To do: Retype the material below. Keep every word exactly as it is.

Records shown:
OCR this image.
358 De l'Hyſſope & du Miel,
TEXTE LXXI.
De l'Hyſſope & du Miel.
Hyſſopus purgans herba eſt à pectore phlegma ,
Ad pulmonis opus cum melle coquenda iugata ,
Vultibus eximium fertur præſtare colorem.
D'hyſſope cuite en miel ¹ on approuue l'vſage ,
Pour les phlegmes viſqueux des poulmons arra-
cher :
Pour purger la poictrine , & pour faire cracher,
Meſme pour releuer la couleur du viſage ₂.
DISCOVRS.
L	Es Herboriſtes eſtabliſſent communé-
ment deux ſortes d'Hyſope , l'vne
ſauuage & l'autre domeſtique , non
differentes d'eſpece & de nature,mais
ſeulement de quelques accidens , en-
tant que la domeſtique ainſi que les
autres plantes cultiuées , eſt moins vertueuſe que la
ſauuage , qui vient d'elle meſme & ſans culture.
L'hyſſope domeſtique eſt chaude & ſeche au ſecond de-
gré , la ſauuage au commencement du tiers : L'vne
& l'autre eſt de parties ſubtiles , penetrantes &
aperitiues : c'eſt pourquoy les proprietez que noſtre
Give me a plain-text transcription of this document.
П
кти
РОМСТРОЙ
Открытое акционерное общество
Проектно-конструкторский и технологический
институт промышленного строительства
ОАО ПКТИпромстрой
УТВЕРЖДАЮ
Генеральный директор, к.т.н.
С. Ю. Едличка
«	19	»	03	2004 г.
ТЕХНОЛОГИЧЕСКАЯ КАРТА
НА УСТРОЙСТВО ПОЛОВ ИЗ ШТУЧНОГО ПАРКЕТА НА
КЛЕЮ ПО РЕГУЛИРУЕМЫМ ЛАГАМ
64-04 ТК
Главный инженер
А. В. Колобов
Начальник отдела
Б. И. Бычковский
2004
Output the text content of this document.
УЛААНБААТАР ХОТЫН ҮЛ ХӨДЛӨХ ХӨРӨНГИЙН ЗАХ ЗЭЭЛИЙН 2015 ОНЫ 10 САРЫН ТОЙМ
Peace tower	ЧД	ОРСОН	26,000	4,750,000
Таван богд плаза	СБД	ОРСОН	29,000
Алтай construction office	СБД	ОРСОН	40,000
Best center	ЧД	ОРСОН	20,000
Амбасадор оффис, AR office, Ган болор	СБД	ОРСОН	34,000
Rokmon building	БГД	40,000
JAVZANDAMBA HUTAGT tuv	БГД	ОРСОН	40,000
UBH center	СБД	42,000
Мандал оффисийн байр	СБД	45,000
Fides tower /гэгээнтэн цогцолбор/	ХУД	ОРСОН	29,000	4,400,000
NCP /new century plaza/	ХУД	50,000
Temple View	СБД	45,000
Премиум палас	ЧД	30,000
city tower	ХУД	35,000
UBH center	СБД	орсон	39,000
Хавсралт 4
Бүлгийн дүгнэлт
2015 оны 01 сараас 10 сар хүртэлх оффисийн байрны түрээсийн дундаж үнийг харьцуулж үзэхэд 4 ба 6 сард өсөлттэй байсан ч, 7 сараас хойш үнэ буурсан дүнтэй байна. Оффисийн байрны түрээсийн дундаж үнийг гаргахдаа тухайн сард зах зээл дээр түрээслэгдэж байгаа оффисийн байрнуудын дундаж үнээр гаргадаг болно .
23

Solution for this task:
OCR this image.
358 De l'Hyſſope & du Miel,
TEXTE LXXI.
De l'Hyſſope & du Miel.
Hyſſopus purgans herba eſt à pectore phlegma ,
Ad pulmonis opus cum melle coquenda iugata ,
Vultibus eximium fertur præſtare colorem.
D'hyſſope cuite en miel ¹ on approuue l'vſage ,
Pour les phlegmes viſqueux des poulmons arra-
cher :
Pour purger la poictrine , & pour faire cracher,
Meſme pour releuer la couleur du viſage ₂.
DISCOVRS.
L	Es Herboriſtes eſtabliſſent communé-
ment deux ſortes d'Hyſope , l'vne
ſauuage & l'autre domeſtique , non
differentes d'eſpece & de nature,mais
ſeulement de quelques accidens , en-
tant que la domeſtique ainſi que les
autres plantes cultiuées , eſt moins vertueuſe que la
ſauuage , qui vient d'elle meſme & ſans culture.
L'hyſſope domeſtique eſt chaude & ſeche au ſecond de-
gré , la ſauuage au commencement du tiers : L'vne
& l'autre eſt de parties ſubtiles , penetrantes &
aperitiues : c'eſt pourquoy les proprietez que noſtre
Give me a plain-text transcription of this document.
П
кти
РОМСТРОЙ
Открытое акционерное общество
Проектно-конструкторский и технологический
институт промышленного строительства
ОАО ПКТИпромстрой
УТВЕРЖДАЮ
Генеральный директор, к.т.н.
С. Ю. Едличка
«	19	»	03	2004 г.
ТЕХНОЛОГИЧЕСКАЯ КАРТА
НА УСТРОЙСТВО ПОЛОВ ИЗ ШТУЧНОГО ПАРКЕТА НА
КЛЕЮ ПО РЕГУЛИРУЕМЫМ ЛАГАМ
64-04 ТК
Главный инженер
А. В. Колобов
Начальник отдела
Б. И. Бычковский
2004
Output the text content of this document.
УЛААНБААТАР ХОТЫН ҮЛ ХӨДЛӨХ ХӨРӨНГИЙН ЗАХ ЗЭЭЛИЙН 2015 ОНЫ 10 САРЫН ТОЙМ
Peace tower	ЧД	ОРСОН	26,000	4,750,000
Таван богд плаза	СБД	ОРСОН	29,000
Алтай construction office	СБД	ОРСОН	40,000
Best center	ЧД	ОРСОН	20,000
Амбасадор оффис, AR office, Ган болор	СБД	ОРСОН	34,000
Rokmon building	БГД	40,000
JAVZANDAMBA HUTAGT tuv	БГД	ОРСОН	40,000
UBH center	СБД	42,000
Мандал оффисийн байр	СБД	45,000
Fides tower /гэгээнтэн цогцолбор/	ХУД	ОРСОН	29,000	4,400,000
NCP /new century plaza/	ХУД	50,000
Temple View	СБД	45,000
Премиум палас	ЧД	30,000
city tower	ХУД	35,000
UBH center	СБД	орсон	39,000
Хавсралт 4
Бүлгийн дүгнэлт
2015 оны 01 сараас 10 сар хүртэлх оффисийн байрны түрээсийн дундаж үнийг харьцуулж үзэхэд 4 ба 6 сард өсөлттэй байсан ч, 7 сараас хойш үнэ буурсан дүнтэй байна. Оффисийн байрны түрээсийн дундаж үнийг гаргахдаа тухайн сард зах зээл дээр түрээслэгдэж байгаа оффисийн байрнуудын дундаж үнээр гаргадаг болно .
23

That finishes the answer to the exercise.